[Given problem]
Which lines hold the word "como"? Copy each of them.

--- start of Input material ---

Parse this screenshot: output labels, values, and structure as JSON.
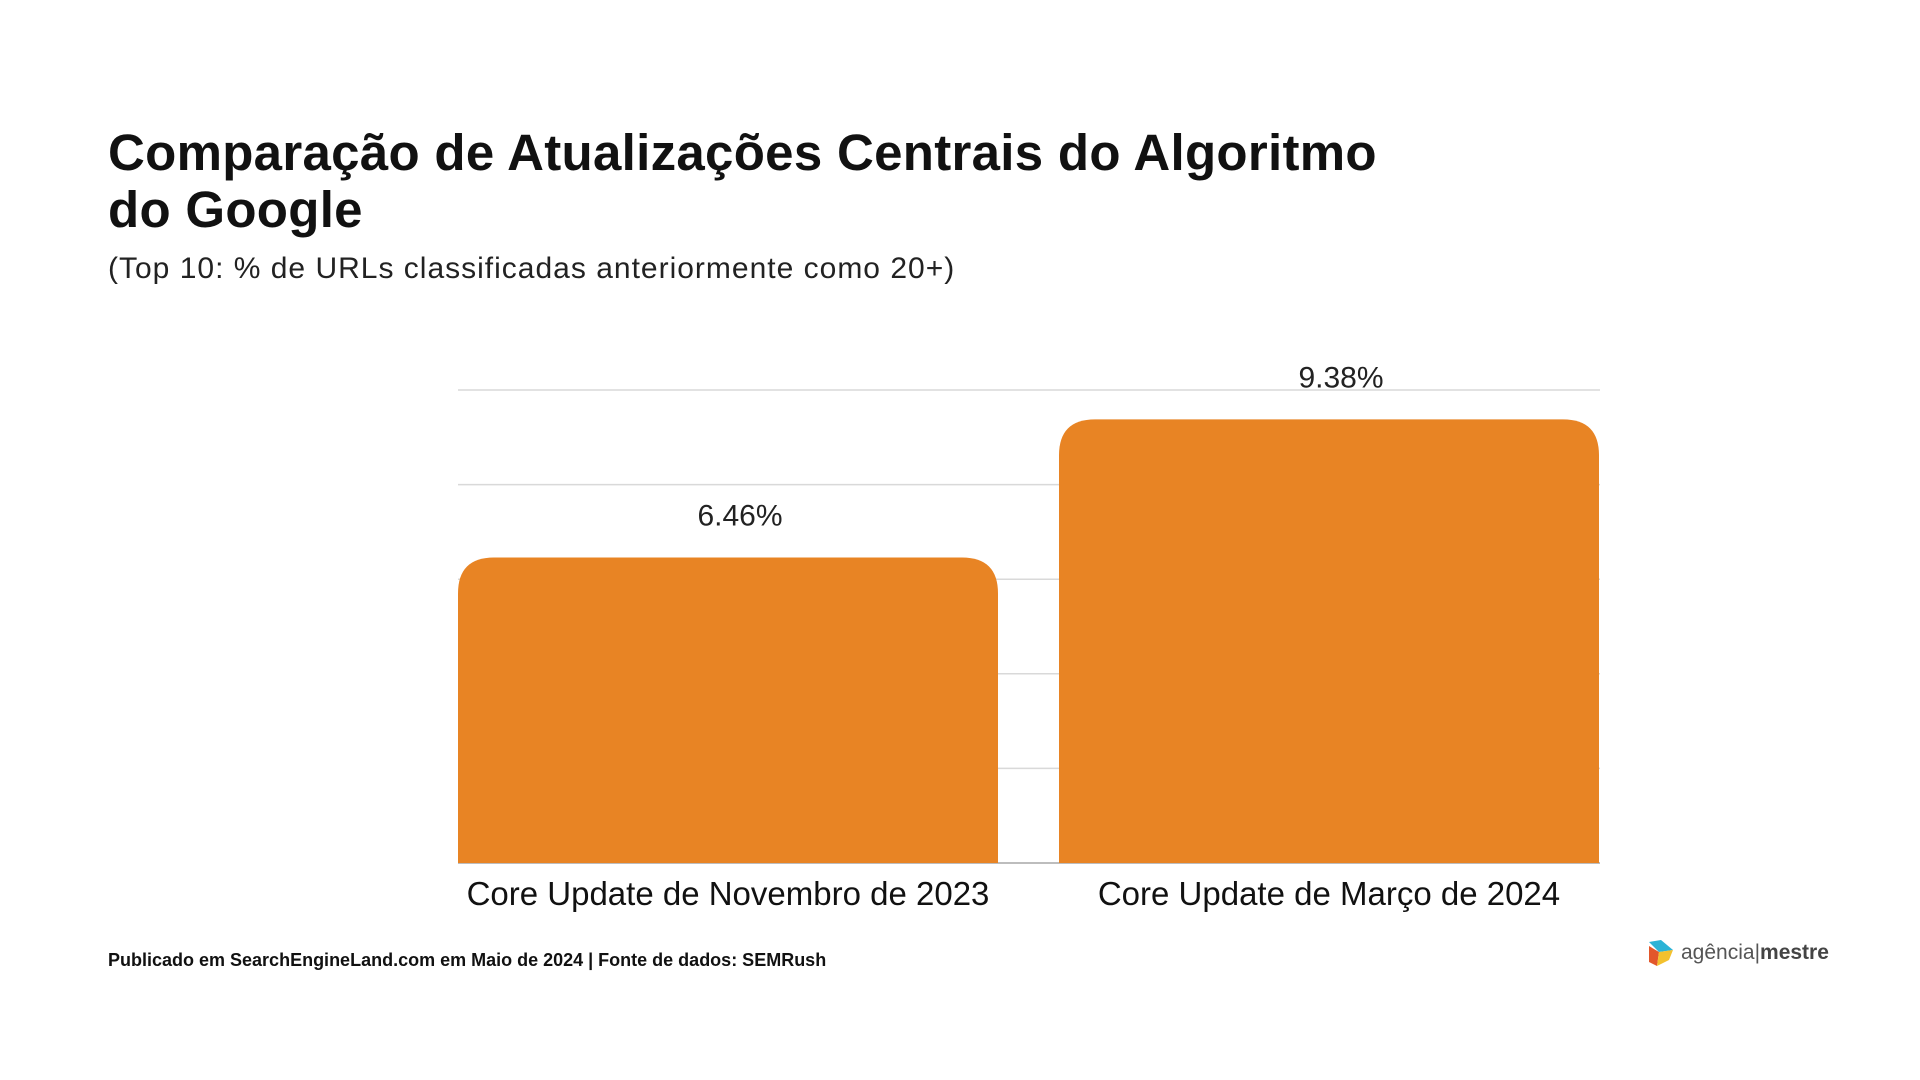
{
  "title": "Comparação de Atualizações Centrais do Algoritmo do Google",
  "subtitle": "(Top 10: % de URLs classificadas anteriormente como 20+)",
  "footer": "Publicado em SearchEngineLand.com em Maio de 2024 | Fonte de dados: SEMRush",
  "logo": {
    "text_light": "agência",
    "separator": "|",
    "text_bold": "mestre"
  },
  "chart_data": {
    "type": "bar",
    "title": "Comparação de Atualizações Centrais do Algoritmo do Google",
    "subtitle": "(Top 10: % de URLs classificadas anteriormente como 20+)",
    "categories": [
      "Core Update de Novembro de 2023",
      "Core Update de Março de 2024"
    ],
    "values": [
      6.46,
      9.38
    ],
    "data_labels": [
      "6.46%",
      "9.38%"
    ],
    "unit": "%",
    "ylim": [
      0,
      10
    ],
    "grid": true,
    "y_tick_labels_visible": false,
    "bar_color": "#E88424"
  }
}
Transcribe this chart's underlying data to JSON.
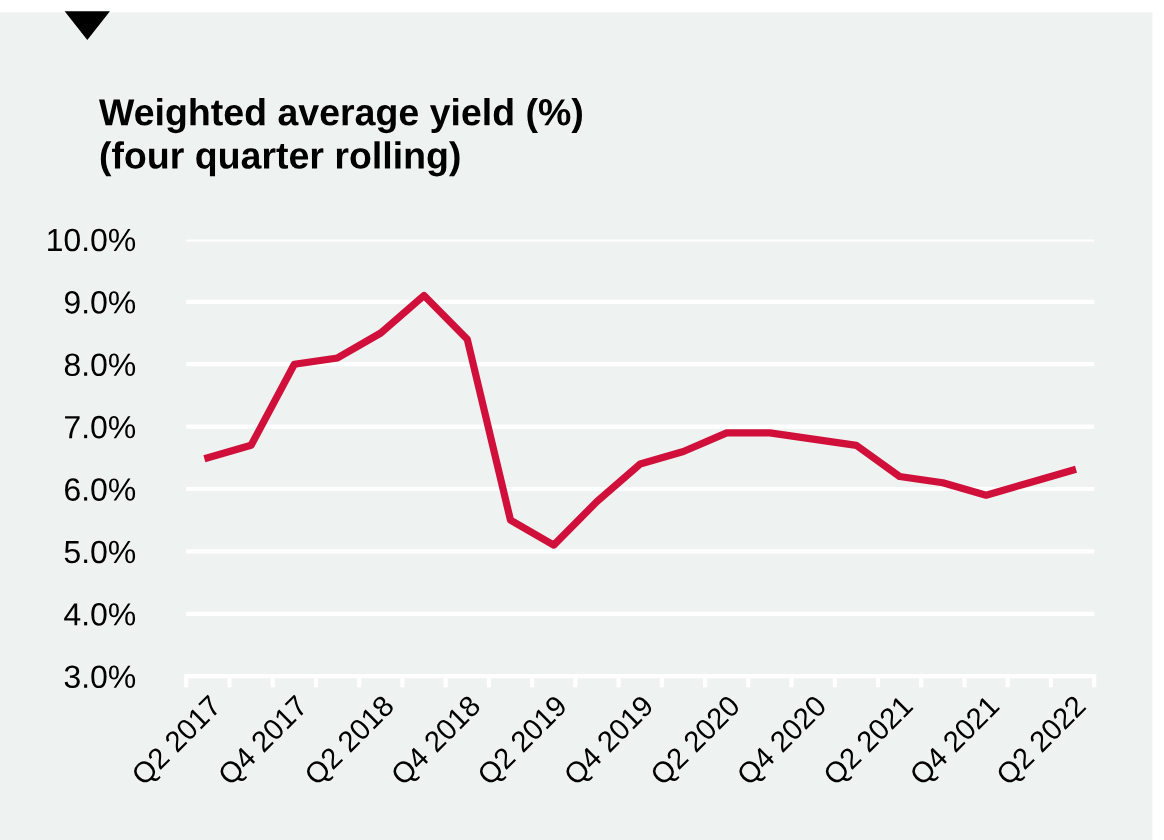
{
  "chart_data": {
    "type": "line",
    "title": "Weighted average yield (%)\n(four quarter rolling)",
    "categories": [
      "Q2 2017",
      null,
      "Q4 2017",
      null,
      "Q2 2018",
      null,
      "Q4 2018",
      null,
      "Q2 2019",
      null,
      "Q4 2019",
      null,
      "Q2 2020",
      null,
      "Q4 2020",
      null,
      "Q2 2021",
      null,
      "Q4 2021",
      null,
      "Q2 2022"
    ],
    "series": [
      {
        "color": "#d0103a",
        "values": [
          6.5,
          6.7,
          8.0,
          8.1,
          8.5,
          9.1,
          8.4,
          5.5,
          5.1,
          5.8,
          6.4,
          6.6,
          6.9,
          6.9,
          6.8,
          6.7,
          6.2,
          6.1,
          5.9,
          6.1,
          6.3
        ]
      }
    ],
    "ylim": [
      3.0,
      10.0
    ],
    "yticks": [
      {
        "value": 3,
        "label": "3.0%"
      },
      {
        "value": 4,
        "label": "4.0%"
      },
      {
        "value": 5,
        "label": "5.0%"
      },
      {
        "value": 6,
        "label": "6.0%"
      },
      {
        "value": 7,
        "label": "7.0%"
      },
      {
        "value": 8,
        "label": "8.0%"
      },
      {
        "value": 9,
        "label": "9.0%"
      },
      {
        "value": 10,
        "label": "10.0%"
      }
    ],
    "grid": "y",
    "legend": false,
    "marker": "none",
    "line_style": "solid"
  }
}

--- end of Input material ---

[Finished exercise]
  "subtitle": "(Top 10: % de URLs classificadas anteriormente como 20+)",
    "subtitle": "(Top 10: % de URLs classificadas anteriormente como 20+)",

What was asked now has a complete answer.